Activity list:
a: In the article on the LCR, which earlier government did Sabado refer to during the interview?
b: Carry the article on the LCR and the Popular Front forward from its last sentence.
[Extract — start]
After further questions from Dartigolles about LCR participation in a government gathering together all the left parties, Sabado said: “Agreeing to subordinate oneself to the dominant party to get a parliamentary majority, that’s been done, and the balance was negative. Perhaps we will discuss these things again with the left parties, but in the framework of a balance of forces where the popular movement is calling the shots.”

Sabado’s comments merit careful attention. Of course the LCR leadership, which presents itself as having revolutionary sympathies, maintains that it wants to come to power as a result of “social movements”—the term used by the French bourgeoisie to refer to mass strikes and protests by the workers. However, this begs the question of what the LCR would do with state power, were the LCR to obtain or share it.

Would the LCR seek to act as a detachment of the international socialist revolution, seeking to democratically organize the world economy under the control of the working class and put an end to social inequality, war, and class oppression? Or would it seek to restabilize French capitalism through a partial reform program? Of course Sabado and Dartigolles do not discuss the question, but the LCR’s history, and in particular the contents of the June 7 interview, show the party leadership’s determination to follow the latter course.

In particular, Sabado’s reason for refusing an open electoral alliance with the “dominant party” (i.e., the bourgeois PS) is highly significant. It is not one of political principle or class perspective. Rather, in light of the PCF’s political and electoral collapse, the LCR views it as poor tactics—in Sabado’s words, “that’s been done, and the balance was negative.”

Sabado is amenable, however, to a discussion with the left if “the popular movement is calling the shots.” In other words, if bourgeois politics become so destabilized by the struggles of the working class that the LCR can come to power, at that point the LCR will consider negotiating accords with the PS and PCF. Under such conditions, however, the only agreements the LCR could negotiate with the PS would be how to preserve capitalist rule.

This possibility is very much on the minds of the LCR leadership, as shown by Sabado’s reference in the course of the interview to the 1936 Popular Front government—an event to which other LCR leaders, such as Alain Krivine, have also alluded in meetings with official left parties. The Popular Front is perhaps the classic example in France of the ability of opportunist parties to disarm a revolutionary situation through an alliance with the bourgeois left.
[Extract — finish]
[Data — start]
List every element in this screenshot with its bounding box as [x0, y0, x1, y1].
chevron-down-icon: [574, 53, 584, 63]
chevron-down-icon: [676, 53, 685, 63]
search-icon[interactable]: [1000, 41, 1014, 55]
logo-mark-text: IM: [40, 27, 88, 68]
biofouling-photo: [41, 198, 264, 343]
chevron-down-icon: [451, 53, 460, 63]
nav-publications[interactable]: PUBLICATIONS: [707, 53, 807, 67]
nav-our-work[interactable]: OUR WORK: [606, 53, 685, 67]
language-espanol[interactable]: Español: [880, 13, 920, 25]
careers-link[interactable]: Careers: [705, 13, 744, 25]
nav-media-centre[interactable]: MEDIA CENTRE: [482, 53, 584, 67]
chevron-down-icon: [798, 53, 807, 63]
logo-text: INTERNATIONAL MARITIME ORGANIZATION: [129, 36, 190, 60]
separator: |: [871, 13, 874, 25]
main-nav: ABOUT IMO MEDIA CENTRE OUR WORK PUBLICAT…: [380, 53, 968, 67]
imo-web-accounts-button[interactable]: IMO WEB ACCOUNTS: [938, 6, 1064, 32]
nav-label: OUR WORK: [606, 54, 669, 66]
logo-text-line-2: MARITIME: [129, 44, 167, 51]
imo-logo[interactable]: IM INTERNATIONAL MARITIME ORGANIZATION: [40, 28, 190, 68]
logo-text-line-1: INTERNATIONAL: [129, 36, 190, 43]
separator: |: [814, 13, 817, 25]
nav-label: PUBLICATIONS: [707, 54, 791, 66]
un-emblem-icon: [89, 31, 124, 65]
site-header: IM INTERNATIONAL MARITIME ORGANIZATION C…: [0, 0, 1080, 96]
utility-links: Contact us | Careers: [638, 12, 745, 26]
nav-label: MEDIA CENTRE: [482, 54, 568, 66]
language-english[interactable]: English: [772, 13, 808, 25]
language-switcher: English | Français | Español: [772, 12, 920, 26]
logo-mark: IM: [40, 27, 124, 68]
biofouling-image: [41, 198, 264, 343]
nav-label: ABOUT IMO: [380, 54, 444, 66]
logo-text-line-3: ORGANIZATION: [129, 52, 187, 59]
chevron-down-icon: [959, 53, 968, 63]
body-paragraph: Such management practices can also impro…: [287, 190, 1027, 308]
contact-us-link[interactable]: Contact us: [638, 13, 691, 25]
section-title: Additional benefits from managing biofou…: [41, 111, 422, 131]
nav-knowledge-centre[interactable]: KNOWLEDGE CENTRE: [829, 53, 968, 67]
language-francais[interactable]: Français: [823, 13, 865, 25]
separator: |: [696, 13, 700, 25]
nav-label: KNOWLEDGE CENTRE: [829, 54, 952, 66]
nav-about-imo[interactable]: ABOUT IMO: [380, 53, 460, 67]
[Data — finish]
Expected outputs:
a: The 1936 Popular Front government.

b:
At the time of the Popular Front, the Socialist and Communist parties formed a coalition with the bourgeois Radical Party in the face of a massive strike wave by the working class. With employers panicked that the result could be a revolution like the 1917 October Revolution in Russia, they rapidly signed concessions—a 40-hour workweek, paid vacations, nationalization of strategic industries. The left parties then forced workers back to work, with PCF leader Maurice Thorez famously declaring: “One has to know when to end a strike.”

The betrayals of the Popular Front were particularly damaging internationally. They sealed the international isolation of the Republicans in the Spanish Civil War, contributing significantly to their defeat and to the victory of fascism in Spain. By further removing the workers’ struggle for power from the world-political agenda, the French Popular Front helped solidify Hitler’s rule in Nazi Germany. The Popular Front itself drifted to the right and collapsed in 1938. Its limited domestic reforms were soon nullified by World War II, the Nazi occupation and the French bourgeoisie’s collaboration with the latter.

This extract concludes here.